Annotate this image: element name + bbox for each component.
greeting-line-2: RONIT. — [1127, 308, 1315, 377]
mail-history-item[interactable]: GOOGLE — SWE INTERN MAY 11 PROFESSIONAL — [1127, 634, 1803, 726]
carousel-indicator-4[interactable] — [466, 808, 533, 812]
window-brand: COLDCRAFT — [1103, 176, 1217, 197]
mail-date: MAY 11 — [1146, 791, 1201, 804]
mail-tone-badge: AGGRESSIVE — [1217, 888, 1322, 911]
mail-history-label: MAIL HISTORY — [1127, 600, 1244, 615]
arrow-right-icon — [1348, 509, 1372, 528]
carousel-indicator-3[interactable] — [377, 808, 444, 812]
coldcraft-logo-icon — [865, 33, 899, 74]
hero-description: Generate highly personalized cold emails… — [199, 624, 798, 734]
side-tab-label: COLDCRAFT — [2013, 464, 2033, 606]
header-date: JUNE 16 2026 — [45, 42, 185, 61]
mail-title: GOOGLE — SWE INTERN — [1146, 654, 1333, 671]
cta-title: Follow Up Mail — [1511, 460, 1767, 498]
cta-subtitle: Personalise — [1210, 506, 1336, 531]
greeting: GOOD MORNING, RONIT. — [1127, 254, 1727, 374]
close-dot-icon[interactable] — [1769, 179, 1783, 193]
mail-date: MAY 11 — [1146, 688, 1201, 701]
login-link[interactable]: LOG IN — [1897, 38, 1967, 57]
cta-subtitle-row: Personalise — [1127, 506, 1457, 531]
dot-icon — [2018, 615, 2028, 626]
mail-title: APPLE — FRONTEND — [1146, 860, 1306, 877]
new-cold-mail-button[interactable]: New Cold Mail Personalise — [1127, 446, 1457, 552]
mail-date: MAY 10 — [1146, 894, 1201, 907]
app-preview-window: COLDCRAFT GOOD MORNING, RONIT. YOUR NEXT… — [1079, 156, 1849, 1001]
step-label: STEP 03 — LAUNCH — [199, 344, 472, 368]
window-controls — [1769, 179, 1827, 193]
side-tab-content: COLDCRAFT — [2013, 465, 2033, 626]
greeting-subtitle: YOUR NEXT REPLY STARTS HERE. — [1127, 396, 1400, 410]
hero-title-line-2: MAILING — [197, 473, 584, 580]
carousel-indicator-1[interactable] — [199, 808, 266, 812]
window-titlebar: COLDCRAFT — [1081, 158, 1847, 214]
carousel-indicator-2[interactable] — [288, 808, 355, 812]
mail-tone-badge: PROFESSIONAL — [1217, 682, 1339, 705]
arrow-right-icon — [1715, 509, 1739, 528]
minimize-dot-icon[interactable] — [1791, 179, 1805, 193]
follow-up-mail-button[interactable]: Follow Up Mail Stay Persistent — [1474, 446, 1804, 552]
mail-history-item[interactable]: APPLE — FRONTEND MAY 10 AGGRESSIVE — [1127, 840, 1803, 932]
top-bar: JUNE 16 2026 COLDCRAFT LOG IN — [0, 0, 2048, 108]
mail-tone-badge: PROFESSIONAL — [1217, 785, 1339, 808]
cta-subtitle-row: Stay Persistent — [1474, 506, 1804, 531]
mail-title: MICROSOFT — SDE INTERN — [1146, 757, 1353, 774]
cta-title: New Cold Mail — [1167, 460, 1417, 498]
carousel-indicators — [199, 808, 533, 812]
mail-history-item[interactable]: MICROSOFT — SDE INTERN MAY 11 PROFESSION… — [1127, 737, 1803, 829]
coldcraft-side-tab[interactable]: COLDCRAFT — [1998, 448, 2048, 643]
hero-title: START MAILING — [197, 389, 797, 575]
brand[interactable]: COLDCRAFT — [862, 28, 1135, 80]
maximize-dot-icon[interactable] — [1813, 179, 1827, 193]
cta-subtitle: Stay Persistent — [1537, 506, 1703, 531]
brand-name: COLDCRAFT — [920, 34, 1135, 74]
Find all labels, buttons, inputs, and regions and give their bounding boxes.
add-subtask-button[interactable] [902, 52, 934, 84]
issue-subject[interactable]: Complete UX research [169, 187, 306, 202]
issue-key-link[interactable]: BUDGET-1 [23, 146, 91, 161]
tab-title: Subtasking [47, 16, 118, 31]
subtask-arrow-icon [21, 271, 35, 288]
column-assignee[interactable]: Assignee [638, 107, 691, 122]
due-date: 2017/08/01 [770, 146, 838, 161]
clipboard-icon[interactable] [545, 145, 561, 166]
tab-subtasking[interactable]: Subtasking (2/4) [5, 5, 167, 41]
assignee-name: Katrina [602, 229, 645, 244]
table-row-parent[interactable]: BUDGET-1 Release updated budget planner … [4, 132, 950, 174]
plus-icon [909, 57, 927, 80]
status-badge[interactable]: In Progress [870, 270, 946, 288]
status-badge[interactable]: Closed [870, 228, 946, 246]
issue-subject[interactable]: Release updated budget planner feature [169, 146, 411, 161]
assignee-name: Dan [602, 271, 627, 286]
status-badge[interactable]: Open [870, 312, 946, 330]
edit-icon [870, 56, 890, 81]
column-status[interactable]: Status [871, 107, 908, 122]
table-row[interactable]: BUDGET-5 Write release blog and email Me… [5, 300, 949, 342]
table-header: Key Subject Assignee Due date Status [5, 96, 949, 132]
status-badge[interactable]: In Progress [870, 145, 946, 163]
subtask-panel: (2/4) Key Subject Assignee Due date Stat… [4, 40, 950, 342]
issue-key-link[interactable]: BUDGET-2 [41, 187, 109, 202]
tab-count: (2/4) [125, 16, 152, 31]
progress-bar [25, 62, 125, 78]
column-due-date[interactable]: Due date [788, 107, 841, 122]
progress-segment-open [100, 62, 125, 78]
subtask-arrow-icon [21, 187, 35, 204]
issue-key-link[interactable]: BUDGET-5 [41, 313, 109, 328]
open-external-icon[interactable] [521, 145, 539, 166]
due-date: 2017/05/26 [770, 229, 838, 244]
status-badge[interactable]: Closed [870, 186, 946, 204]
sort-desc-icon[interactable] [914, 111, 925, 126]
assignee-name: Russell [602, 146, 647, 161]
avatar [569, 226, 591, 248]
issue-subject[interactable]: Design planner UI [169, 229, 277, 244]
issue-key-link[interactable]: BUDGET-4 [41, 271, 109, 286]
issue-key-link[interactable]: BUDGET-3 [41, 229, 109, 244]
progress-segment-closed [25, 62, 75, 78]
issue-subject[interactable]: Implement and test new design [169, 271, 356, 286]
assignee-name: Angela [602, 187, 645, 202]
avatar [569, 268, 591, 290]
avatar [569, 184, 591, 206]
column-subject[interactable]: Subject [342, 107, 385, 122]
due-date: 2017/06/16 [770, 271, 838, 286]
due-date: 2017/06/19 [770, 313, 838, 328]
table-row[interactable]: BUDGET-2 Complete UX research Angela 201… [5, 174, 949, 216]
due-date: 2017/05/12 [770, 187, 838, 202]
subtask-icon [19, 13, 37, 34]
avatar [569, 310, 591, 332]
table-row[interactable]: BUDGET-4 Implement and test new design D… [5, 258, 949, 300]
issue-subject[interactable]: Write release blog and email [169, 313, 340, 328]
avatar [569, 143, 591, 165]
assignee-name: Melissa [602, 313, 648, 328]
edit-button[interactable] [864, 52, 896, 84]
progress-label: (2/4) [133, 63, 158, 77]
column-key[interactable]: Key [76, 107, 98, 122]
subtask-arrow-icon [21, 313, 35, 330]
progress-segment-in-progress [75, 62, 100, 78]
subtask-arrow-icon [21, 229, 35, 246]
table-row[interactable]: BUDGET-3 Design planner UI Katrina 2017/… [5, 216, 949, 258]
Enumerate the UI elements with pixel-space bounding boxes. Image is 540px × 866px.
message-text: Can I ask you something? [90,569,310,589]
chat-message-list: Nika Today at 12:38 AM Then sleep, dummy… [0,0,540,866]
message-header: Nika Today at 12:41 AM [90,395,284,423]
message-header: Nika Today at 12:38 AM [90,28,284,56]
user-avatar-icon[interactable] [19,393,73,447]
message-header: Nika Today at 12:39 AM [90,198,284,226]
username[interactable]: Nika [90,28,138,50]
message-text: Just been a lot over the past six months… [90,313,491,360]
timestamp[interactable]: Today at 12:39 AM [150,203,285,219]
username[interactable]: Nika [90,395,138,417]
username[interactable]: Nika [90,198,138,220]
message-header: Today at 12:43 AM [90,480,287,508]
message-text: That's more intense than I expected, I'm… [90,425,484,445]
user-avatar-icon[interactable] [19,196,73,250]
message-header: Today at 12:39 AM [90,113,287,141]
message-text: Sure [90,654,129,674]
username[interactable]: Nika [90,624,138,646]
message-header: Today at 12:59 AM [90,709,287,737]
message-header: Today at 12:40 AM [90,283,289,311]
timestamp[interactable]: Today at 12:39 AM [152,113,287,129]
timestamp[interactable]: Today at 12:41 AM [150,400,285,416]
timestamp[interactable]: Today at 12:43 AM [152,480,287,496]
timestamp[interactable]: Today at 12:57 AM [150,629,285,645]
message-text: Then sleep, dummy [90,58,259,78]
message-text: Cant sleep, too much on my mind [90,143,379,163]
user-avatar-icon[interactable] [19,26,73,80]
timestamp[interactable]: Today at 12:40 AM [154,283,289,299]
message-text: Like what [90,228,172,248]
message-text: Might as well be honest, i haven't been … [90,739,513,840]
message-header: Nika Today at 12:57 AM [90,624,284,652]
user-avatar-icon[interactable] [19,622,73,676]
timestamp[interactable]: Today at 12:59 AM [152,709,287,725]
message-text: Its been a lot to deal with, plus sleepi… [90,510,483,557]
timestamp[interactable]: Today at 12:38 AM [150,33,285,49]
━━━━━━
▶ _Directive_
Pull out every line of the records above that contains the word "INTERN".

▶ _Response for this exercise_
mail-history-item[interactable]: GOOGLE — SWE INTERN MAY 11 PROFESSIONAL — [1127, 634, 1803, 726]
mail-title: GOOGLE — SWE INTERN — [1146, 654, 1333, 671]
mail-title: MICROSOFT — SDE INTERN — [1146, 757, 1353, 774]
mail-history-item[interactable]: MICROSOFT — SDE INTERN MAY 11 PROFESSION… — [1127, 737, 1803, 829]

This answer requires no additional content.